HOLY IS THE LORD
Opening Prayer
Thank you, Lord God for making yourself known to me and for giving me countless reasons to worship you. Thank you for your Word that teaches me to worship you in spirit and in truth.
Read PSALM 99
Psalm 99
1 The Lord reigns,
let the nations tremble;
he sits enthroned between the cherubim,
let the earth shake.
2 Great is the Lord in Zion;
he is exalted over all the nations.
3 Let them praise your great and awesome name—
he is holy.
4 The King is mighty, he loves justice—
you have established equity;
in Jacob you have done
what is just and right.
5 Exalt the Lord our God
and worship at his footstool;
he is holy.
6 Moses and Aaron were among his priests,
Samuel was among those who called on his name;
they called on the Lord
and he answered them.
7 He spoke to them from the pillar of cloud;
they kept his statutes and the decrees he gave them.

[Data extract]

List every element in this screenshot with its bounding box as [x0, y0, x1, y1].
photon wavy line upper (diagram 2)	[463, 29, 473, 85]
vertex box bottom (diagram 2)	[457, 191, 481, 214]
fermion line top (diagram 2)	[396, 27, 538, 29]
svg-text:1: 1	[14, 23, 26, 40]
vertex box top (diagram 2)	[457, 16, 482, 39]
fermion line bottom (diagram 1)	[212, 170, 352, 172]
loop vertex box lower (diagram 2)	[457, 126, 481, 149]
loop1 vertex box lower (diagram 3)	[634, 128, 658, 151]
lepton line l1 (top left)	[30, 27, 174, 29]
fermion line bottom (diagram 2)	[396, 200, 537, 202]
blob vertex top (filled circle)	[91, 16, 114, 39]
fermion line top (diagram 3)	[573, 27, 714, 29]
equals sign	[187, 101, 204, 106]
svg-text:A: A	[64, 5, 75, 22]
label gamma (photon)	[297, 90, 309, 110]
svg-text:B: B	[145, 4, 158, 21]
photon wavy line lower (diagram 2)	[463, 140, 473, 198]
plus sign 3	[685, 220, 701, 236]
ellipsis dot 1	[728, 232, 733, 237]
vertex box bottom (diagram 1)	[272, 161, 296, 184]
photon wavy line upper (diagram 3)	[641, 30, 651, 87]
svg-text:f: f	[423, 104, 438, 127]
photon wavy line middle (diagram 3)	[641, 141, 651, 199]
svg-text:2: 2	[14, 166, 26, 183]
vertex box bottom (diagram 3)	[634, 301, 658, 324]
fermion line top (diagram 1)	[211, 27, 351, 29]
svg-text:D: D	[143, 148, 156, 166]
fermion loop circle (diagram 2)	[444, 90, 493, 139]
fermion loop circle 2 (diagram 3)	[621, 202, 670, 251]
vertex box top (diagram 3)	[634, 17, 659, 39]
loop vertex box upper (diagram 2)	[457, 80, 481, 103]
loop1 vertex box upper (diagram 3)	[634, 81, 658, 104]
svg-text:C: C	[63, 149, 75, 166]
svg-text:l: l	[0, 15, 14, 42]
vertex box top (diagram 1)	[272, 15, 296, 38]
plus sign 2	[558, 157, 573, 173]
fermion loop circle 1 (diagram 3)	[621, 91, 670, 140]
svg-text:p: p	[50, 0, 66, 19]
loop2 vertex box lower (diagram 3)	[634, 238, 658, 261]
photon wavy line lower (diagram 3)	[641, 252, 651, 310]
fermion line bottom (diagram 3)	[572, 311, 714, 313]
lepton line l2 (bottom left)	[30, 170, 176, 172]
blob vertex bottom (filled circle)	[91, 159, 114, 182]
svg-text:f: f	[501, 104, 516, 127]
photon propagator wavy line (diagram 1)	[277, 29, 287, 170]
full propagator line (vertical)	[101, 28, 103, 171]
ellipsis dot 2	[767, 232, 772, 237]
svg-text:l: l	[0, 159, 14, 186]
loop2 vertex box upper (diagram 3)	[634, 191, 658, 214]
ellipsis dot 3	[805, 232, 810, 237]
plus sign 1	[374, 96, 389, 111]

[Tasks and exercises]
1) Answer these from the Psalm 99 devotional:
(a) According to the opening prayer, how does the Word teach the reader to worship?
(b) Where does the Lord sit enthroned?
(c) Which two men does the psalm name as among his priests?
2) Please carry the Psalm 99 devotional forward from its last line.

[Results by task]
1)
(a) In spirit and in truth.
(b) Between the cherubim.
(c) Moses and Aaron.

2)
8 Lord our God,
you answered them;
you were to Israel a forgiving God,
though you punished their misdeeds.[a]
9 Exalt the Lord our God
and worship at his holy mountain,
for the Lord our God is holy.
Footnotes
- Psalm 99:8 Or God, / an avenger of the wrongs done to them
New International Version (NIV)Holy Bible, New International Version®, NIV® Copyright ©1973, 1978, 1984, 2011 by Biblica, Inc.® Used by permission. All rights reserved worldwide.
Meditate
Enable us, Lord, to measure our public worship against the standard set in this psalm.
Think Further
The dominant theme of this little hymn is the holiness of God (vv. 3, 5, 9). Everything in it serves to illustrate and emphasize this characteristic of Israel’s God. Although the divine nature has been revealed to Israel specifically – Moses, Aaron, and Samuel are singled out as bearers of the revelation of his character – it is also available for ‘all the nations’ (vv. 2, 3) and they are summoned to join the song of praise and adoration.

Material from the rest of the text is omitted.